## start RECORD SET

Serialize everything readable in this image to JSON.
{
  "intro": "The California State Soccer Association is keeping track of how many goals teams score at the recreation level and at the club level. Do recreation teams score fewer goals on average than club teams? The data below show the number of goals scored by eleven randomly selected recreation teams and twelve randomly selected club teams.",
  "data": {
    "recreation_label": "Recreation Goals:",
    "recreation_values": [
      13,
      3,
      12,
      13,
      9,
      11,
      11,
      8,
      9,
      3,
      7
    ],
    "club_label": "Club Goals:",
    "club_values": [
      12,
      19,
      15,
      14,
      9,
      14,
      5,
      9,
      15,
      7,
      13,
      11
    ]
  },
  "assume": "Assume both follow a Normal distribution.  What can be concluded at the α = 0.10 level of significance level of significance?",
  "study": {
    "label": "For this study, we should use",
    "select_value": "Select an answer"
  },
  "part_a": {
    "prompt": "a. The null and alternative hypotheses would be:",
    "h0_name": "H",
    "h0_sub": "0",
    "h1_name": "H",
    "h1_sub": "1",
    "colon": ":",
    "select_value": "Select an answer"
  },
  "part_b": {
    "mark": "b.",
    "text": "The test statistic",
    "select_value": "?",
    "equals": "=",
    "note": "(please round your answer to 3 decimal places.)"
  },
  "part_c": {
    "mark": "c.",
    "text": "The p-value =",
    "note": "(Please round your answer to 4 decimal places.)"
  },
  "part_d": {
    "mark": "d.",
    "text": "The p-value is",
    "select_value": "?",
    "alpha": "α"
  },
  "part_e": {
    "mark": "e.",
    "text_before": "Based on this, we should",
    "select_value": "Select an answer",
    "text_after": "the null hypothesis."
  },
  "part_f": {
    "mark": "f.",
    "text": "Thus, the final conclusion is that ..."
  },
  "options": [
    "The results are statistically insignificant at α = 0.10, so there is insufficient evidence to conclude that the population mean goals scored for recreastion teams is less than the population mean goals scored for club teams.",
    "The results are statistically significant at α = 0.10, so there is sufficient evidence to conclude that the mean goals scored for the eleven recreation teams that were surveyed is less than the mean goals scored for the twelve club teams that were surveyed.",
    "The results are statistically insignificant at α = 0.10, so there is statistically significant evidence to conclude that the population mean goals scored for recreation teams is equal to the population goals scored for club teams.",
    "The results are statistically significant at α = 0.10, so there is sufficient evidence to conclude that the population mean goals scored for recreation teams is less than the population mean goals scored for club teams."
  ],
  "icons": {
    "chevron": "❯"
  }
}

## end RECORD SET

# AIM OF THE TASK:
Set down the entries verbatim, leaving none out.

# EXERCISE RESPONSE:
Serialize everything readable in this image to JSON.
{
  "intro": "The California State Soccer Association is keeping track of how many goals teams score at the recreation level and at the club level. Do recreation teams score fewer goals on average than club teams? The data below show the number of goals scored by eleven randomly selected recreation teams and twelve randomly selected club teams.",
  "data": {
    "recreation_label": "Recreation Goals:",
    "recreation_values": [
      13,
      3,
      12,
      13,
      9,
      11,
      11,
      8,
      9,
      3,
      7
    ],
    "club_label": "Club Goals:",
    "club_values": [
      12,
      19,
      15,
      14,
      9,
      14,
      5,
      9,
      15,
      7,
      13,
      11
    ]
  },
  "assume": "Assume both follow a Normal distribution.  What can be concluded at the α = 0.10 level of significance level of significance?",
  "study": {
    "label": "For this study, we should use",
    "select_value": "Select an answer"
  },
  "part_a": {
    "prompt": "a. The null and alternative hypotheses would be:",
    "h0_name": "H",
    "h0_sub": "0",
    "h1_name": "H",
    "h1_sub": "1",
    "colon": ":",
    "select_value": "Select an answer"
  },
  "part_b": {
    "mark": "b.",
    "text": "The test statistic",
    "select_value": "?",
    "equals": "=",
    "note": "(please round your answer to 3 decimal places.)"
  },
  "part_c": {
    "mark": "c.",
    "text": "The p-value =",
    "note": "(Please round your answer to 4 decimal places.)"
  },
  "part_d": {
    "mark": "d.",
    "text": "The p-value is",
    "select_value": "?",
    "alpha": "α"
  },
  "part_e": {
    "mark": "e.",
    "text_before": "Based on this, we should",
    "select_value": "Select an answer",
    "text_after": "the null hypothesis."
  },
  "part_f": {
    "mark": "f.",
    "text": "Thus, the final conclusion is that ..."
  },
  "options": [
    "The results are statistically insignificant at α = 0.10, so there is insufficient evidence to conclude that the population mean goals scored for recreastion teams is less than the population mean goals scored for club teams.",
    "The results are statistically significant at α = 0.10, so there is sufficient evidence to conclude that the mean goals scored for the eleven recreation teams that were surveyed is less than the mean goals scored for the twelve club teams that were surveyed.",
    "The results are statistically insignificant at α = 0.10, so there is statistically significant evidence to conclude that the population mean goals scored for recreation teams is equal to the population goals scored for club teams.",
    "The results are statistically significant at α = 0.10, so there is sufficient evidence to conclude that the population mean goals scored for recreation teams is less than the population mean goals scored for club teams."
  ],
  "icons": {
    "chevron": "❯"
  }
}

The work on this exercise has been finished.